Raw records
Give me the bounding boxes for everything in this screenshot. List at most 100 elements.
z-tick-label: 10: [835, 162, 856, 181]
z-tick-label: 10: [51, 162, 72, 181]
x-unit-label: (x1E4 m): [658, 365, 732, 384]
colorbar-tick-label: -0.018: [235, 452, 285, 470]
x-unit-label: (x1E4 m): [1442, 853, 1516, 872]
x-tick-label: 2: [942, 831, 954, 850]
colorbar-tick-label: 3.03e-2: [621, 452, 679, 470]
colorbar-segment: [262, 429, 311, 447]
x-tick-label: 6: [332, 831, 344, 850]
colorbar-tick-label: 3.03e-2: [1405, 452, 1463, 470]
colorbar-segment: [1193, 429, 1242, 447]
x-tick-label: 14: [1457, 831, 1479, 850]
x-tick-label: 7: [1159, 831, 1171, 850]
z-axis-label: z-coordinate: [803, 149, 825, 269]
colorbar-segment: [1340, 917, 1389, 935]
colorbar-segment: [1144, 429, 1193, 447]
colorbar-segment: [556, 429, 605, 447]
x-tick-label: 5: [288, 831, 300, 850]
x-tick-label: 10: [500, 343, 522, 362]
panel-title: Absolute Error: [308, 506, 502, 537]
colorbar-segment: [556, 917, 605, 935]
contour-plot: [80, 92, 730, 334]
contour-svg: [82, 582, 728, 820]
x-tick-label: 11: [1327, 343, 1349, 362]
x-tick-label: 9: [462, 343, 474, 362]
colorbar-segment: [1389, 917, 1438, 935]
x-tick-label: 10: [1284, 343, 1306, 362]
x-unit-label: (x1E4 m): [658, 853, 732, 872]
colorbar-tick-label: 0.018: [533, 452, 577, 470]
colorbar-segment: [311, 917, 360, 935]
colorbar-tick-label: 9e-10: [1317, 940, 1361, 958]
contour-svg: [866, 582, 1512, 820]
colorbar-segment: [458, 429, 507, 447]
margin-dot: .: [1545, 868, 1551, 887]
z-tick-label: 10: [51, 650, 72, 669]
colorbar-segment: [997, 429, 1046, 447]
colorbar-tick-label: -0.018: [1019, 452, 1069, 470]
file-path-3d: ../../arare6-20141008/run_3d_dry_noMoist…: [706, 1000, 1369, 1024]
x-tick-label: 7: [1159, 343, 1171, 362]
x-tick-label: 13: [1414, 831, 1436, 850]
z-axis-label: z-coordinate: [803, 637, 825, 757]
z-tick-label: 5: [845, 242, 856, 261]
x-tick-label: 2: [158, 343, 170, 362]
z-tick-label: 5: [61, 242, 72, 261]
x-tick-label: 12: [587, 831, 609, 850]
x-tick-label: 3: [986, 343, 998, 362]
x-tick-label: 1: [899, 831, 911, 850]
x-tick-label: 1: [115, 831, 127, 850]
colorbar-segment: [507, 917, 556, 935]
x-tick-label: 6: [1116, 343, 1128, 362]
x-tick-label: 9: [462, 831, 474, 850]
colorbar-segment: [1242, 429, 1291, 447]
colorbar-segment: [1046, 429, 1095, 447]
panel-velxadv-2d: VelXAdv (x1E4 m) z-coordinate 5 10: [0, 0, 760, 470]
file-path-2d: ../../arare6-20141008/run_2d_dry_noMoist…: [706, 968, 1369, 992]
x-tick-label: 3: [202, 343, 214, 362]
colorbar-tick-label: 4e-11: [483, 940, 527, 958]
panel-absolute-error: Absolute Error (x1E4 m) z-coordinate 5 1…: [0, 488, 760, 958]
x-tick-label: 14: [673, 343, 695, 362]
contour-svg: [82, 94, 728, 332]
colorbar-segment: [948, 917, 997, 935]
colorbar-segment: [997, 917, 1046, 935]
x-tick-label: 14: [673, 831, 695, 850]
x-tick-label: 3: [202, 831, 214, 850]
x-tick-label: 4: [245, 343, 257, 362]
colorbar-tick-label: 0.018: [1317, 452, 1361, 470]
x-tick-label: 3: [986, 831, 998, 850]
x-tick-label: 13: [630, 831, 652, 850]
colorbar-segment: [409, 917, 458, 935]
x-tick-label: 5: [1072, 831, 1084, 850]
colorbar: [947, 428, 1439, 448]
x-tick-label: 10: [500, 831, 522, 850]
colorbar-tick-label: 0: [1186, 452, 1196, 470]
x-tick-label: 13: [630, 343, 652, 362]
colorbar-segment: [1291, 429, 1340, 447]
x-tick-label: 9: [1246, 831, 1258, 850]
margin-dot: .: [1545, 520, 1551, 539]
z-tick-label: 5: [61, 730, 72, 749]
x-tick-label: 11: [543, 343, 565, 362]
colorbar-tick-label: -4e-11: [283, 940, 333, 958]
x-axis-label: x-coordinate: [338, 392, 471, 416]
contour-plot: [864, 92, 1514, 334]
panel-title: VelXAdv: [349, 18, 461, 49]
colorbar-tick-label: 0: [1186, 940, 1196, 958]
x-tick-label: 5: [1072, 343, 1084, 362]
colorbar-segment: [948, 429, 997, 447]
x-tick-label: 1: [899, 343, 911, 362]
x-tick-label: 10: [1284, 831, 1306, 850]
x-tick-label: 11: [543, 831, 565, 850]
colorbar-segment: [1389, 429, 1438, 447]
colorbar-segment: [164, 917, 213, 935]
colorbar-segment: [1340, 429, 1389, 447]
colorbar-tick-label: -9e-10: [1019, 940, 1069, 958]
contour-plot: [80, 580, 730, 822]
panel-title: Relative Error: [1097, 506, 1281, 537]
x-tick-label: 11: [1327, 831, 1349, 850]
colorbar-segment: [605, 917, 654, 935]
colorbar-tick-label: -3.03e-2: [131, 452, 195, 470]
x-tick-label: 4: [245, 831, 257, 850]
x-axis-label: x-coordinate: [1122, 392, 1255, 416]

Short exercise: Reproduce the lines of the listing above, word for word, covering the entire listing.

Answer in full:
Give me the bounding boxes for everything in this screenshot. List at most 100 elements.
z-tick-label: 10: [835, 162, 856, 181]
z-tick-label: 10: [51, 162, 72, 181]
x-unit-label: (x1E4 m): [658, 365, 732, 384]
colorbar-tick-label: -0.018: [235, 452, 285, 470]
x-unit-label: (x1E4 m): [1442, 853, 1516, 872]
x-tick-label: 2: [942, 831, 954, 850]
colorbar-tick-label: 3.03e-2: [621, 452, 679, 470]
colorbar-segment: [262, 429, 311, 447]
x-tick-label: 6: [332, 831, 344, 850]
colorbar-tick-label: 3.03e-2: [1405, 452, 1463, 470]
colorbar-segment: [1193, 429, 1242, 447]
x-tick-label: 14: [1457, 831, 1479, 850]
x-tick-label: 7: [1159, 831, 1171, 850]
z-axis-label: z-coordinate: [803, 149, 825, 269]
colorbar-segment: [1340, 917, 1389, 935]
colorbar-segment: [1144, 429, 1193, 447]
colorbar-segment: [556, 429, 605, 447]
x-tick-label: 5: [288, 831, 300, 850]
x-tick-label: 10: [500, 343, 522, 362]
panel-title: Absolute Error: [308, 506, 502, 537]
colorbar-segment: [556, 917, 605, 935]
contour-plot: [80, 92, 730, 334]
contour-svg: [82, 582, 728, 820]
x-tick-label: 11: [1327, 343, 1349, 362]
x-tick-label: 9: [462, 343, 474, 362]
colorbar-segment: [1389, 917, 1438, 935]
x-tick-label: 10: [1284, 343, 1306, 362]
x-unit-label: (x1E4 m): [658, 853, 732, 872]
colorbar-tick-label: 0.018: [533, 452, 577, 470]
colorbar-segment: [311, 917, 360, 935]
colorbar-tick-label: 9e-10: [1317, 940, 1361, 958]
contour-svg: [866, 582, 1512, 820]
colorbar-segment: [458, 429, 507, 447]
margin-dot: .: [1545, 868, 1551, 887]
z-tick-label: 10: [51, 650, 72, 669]
colorbar-segment: [997, 429, 1046, 447]
colorbar-tick-label: -0.018: [1019, 452, 1069, 470]
file-path-3d: ../../arare6-20141008/run_3d_dry_noMoist…: [706, 1000, 1369, 1024]
x-tick-label: 7: [1159, 343, 1171, 362]
x-tick-label: 13: [1414, 831, 1436, 850]
z-axis-label: z-coordinate: [803, 637, 825, 757]
z-tick-label: 5: [845, 242, 856, 261]
x-tick-label: 2: [158, 343, 170, 362]
z-tick-label: 5: [61, 242, 72, 261]
x-tick-label: 12: [587, 831, 609, 850]
x-tick-label: 3: [986, 343, 998, 362]
x-tick-label: 1: [899, 831, 911, 850]
x-tick-label: 1: [115, 831, 127, 850]
colorbar-segment: [507, 917, 556, 935]
x-tick-label: 6: [1116, 343, 1128, 362]
x-tick-label: 9: [462, 831, 474, 850]
colorbar-segment: [1242, 429, 1291, 447]
colorbar-segment: [1046, 429, 1095, 447]
panel-velxadv-2d: VelXAdv (x1E4 m) z-coordinate 5 10: [0, 0, 760, 470]
file-path-2d: ../../arare6-20141008/run_2d_dry_noMoist…: [706, 968, 1369, 992]
x-tick-label: 3: [202, 343, 214, 362]
colorbar-tick-label: 4e-11: [483, 940, 527, 958]
panel-absolute-error: Absolute Error (x1E4 m) z-coordinate 5 1…: [0, 488, 760, 958]
x-tick-label: 14: [673, 343, 695, 362]
contour-svg: [82, 94, 728, 332]
colorbar-segment: [948, 917, 997, 935]
colorbar-segment: [997, 917, 1046, 935]
x-tick-label: 14: [673, 831, 695, 850]
x-tick-label: 3: [202, 831, 214, 850]
x-tick-label: 4: [245, 343, 257, 362]
colorbar-tick-label: 0.018: [1317, 452, 1361, 470]
x-tick-label: 3: [986, 831, 998, 850]
x-tick-label: 13: [630, 831, 652, 850]
colorbar-segment: [409, 917, 458, 935]
x-tick-label: 5: [1072, 831, 1084, 850]
colorbar: [947, 428, 1439, 448]
x-tick-label: 10: [500, 831, 522, 850]
colorbar-tick-label: 0: [1186, 452, 1196, 470]
x-tick-label: 13: [630, 343, 652, 362]
colorbar-segment: [1291, 429, 1340, 447]
x-tick-label: 9: [1246, 831, 1258, 850]
margin-dot: .: [1545, 520, 1551, 539]
z-tick-label: 5: [61, 730, 72, 749]
x-tick-label: 11: [543, 343, 565, 362]
colorbar-tick-label: -4e-11: [283, 940, 333, 958]
x-axis-label: x-coordinate: [338, 392, 471, 416]
contour-plot: [864, 92, 1514, 334]
panel-title: VelXAdv: [349, 18, 461, 49]
colorbar-tick-label: 0: [1186, 940, 1196, 958]
x-tick-label: 5: [1072, 343, 1084, 362]
colorbar-segment: [948, 429, 997, 447]
x-tick-label: 1: [899, 343, 911, 362]
x-tick-label: 10: [1284, 831, 1306, 850]
x-tick-label: 11: [543, 831, 565, 850]
colorbar-segment: [1389, 429, 1438, 447]
colorbar-segment: [164, 917, 213, 935]
colorbar-segment: [1340, 429, 1389, 447]
colorbar-tick-label: -9e-10: [1019, 940, 1069, 958]
contour-plot: [80, 580, 730, 822]
panel-title: Relative Error: [1097, 506, 1281, 537]
x-tick-label: 11: [1327, 831, 1349, 850]
colorbar-segment: [605, 917, 654, 935]
colorbar-tick-label: -3.03e-2: [131, 452, 195, 470]
x-tick-label: 4: [245, 831, 257, 850]
x-axis-label: x-coordinate: [1122, 392, 1255, 416]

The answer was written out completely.